### OBJECTIVE
Copy all lines below exactly as written. Leave pictures out.

[Dataset records]
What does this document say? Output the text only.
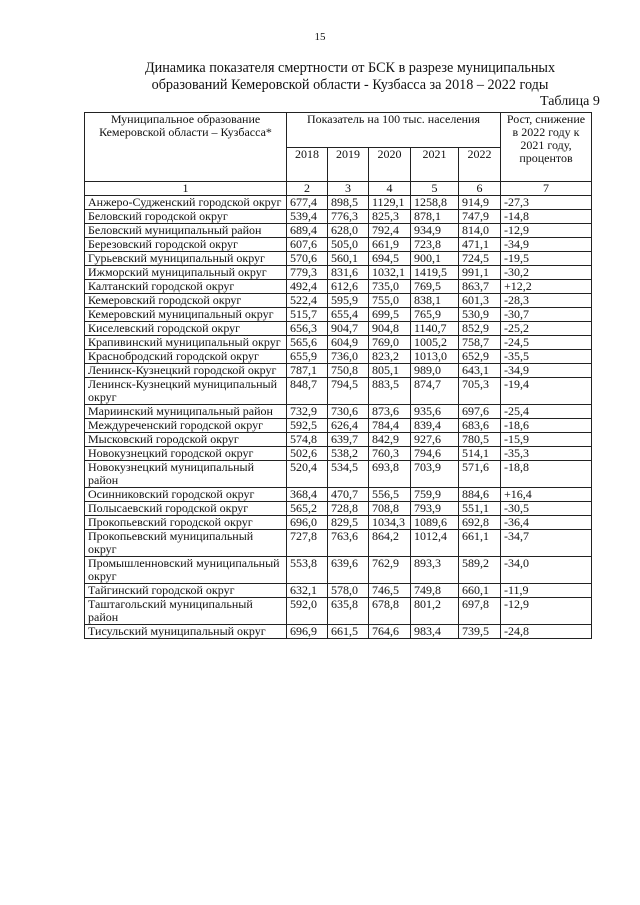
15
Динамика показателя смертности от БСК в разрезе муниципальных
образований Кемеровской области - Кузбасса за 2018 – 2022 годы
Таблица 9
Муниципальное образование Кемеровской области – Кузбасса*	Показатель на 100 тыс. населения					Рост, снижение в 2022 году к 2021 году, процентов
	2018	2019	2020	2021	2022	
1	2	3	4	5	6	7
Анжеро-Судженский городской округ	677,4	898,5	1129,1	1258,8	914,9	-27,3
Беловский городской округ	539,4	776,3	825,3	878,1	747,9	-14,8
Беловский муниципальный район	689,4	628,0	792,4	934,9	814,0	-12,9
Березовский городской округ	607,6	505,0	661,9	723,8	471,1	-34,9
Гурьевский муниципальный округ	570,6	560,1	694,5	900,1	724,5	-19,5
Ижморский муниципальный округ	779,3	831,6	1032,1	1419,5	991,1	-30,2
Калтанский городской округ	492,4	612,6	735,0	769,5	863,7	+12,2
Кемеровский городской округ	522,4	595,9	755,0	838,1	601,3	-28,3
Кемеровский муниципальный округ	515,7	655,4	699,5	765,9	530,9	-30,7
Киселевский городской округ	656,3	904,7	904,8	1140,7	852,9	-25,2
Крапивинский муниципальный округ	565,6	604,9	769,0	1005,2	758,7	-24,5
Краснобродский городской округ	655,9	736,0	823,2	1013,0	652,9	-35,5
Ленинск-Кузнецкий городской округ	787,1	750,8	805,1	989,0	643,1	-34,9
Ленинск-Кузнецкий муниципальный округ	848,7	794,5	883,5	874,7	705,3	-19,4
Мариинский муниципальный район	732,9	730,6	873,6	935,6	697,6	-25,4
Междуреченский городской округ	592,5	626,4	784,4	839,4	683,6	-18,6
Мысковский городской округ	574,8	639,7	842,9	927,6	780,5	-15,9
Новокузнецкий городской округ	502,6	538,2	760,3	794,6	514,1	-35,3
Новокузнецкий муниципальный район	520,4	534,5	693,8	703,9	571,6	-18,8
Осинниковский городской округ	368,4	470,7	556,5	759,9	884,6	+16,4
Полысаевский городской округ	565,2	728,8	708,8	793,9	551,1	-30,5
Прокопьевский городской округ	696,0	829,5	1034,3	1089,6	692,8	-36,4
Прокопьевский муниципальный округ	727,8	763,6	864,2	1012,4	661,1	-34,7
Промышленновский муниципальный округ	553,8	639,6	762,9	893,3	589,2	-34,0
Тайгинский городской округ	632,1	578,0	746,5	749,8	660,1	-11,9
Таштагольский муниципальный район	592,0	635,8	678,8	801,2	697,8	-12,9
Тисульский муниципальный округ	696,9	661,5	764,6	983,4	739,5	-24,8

### EXERCISE RESPONSE
What does this document say? Output the text only.
15
Динамика показателя смертности от БСК в разрезе муниципальных
образований Кемеровской области - Кузбасса за 2018 – 2022 годы
Таблица 9
Муниципальное образование Кемеровской области – Кузбасса*	Показатель на 100 тыс. населения					Рост, снижение в 2022 году к 2021 году, процентов
	2018	2019	2020	2021	2022	
1	2	3	4	5	6	7
Анжеро-Судженский городской округ	677,4	898,5	1129,1	1258,8	914,9	-27,3
Беловский городской округ	539,4	776,3	825,3	878,1	747,9	-14,8
Беловский муниципальный район	689,4	628,0	792,4	934,9	814,0	-12,9
Березовский городской округ	607,6	505,0	661,9	723,8	471,1	-34,9
Гурьевский муниципальный округ	570,6	560,1	694,5	900,1	724,5	-19,5
Ижморский муниципальный округ	779,3	831,6	1032,1	1419,5	991,1	-30,2
Калтанский городской округ	492,4	612,6	735,0	769,5	863,7	+12,2
Кемеровский городской округ	522,4	595,9	755,0	838,1	601,3	-28,3
Кемеровский муниципальный округ	515,7	655,4	699,5	765,9	530,9	-30,7
Киселевский городской округ	656,3	904,7	904,8	1140,7	852,9	-25,2
Крапивинский муниципальный округ	565,6	604,9	769,0	1005,2	758,7	-24,5
Краснобродский городской округ	655,9	736,0	823,2	1013,0	652,9	-35,5
Ленинск-Кузнецкий городской округ	787,1	750,8	805,1	989,0	643,1	-34,9
Ленинск-Кузнецкий муниципальный округ	848,7	794,5	883,5	874,7	705,3	-19,4
Мариинский муниципальный район	732,9	730,6	873,6	935,6	697,6	-25,4
Междуреченский городской округ	592,5	626,4	784,4	839,4	683,6	-18,6
Мысковский городской округ	574,8	639,7	842,9	927,6	780,5	-15,9
Новокузнецкий городской округ	502,6	538,2	760,3	794,6	514,1	-35,3
Новокузнецкий муниципальный район	520,4	534,5	693,8	703,9	571,6	-18,8
Осинниковский городской округ	368,4	470,7	556,5	759,9	884,6	+16,4
Полысаевский городской округ	565,2	728,8	708,8	793,9	551,1	-30,5
Прокопьевский городской округ	696,0	829,5	1034,3	1089,6	692,8	-36,4
Прокопьевский муниципальный округ	727,8	763,6	864,2	1012,4	661,1	-34,7
Промышленновский муниципальный округ	553,8	639,6	762,9	893,3	589,2	-34,0
Тайгинский городской округ	632,1	578,0	746,5	749,8	660,1	-11,9
Таштагольский муниципальный район	592,0	635,8	678,8	801,2	697,8	-12,9
Тисульский муниципальный округ	696,9	661,5	764,6	983,4	739,5	-24,8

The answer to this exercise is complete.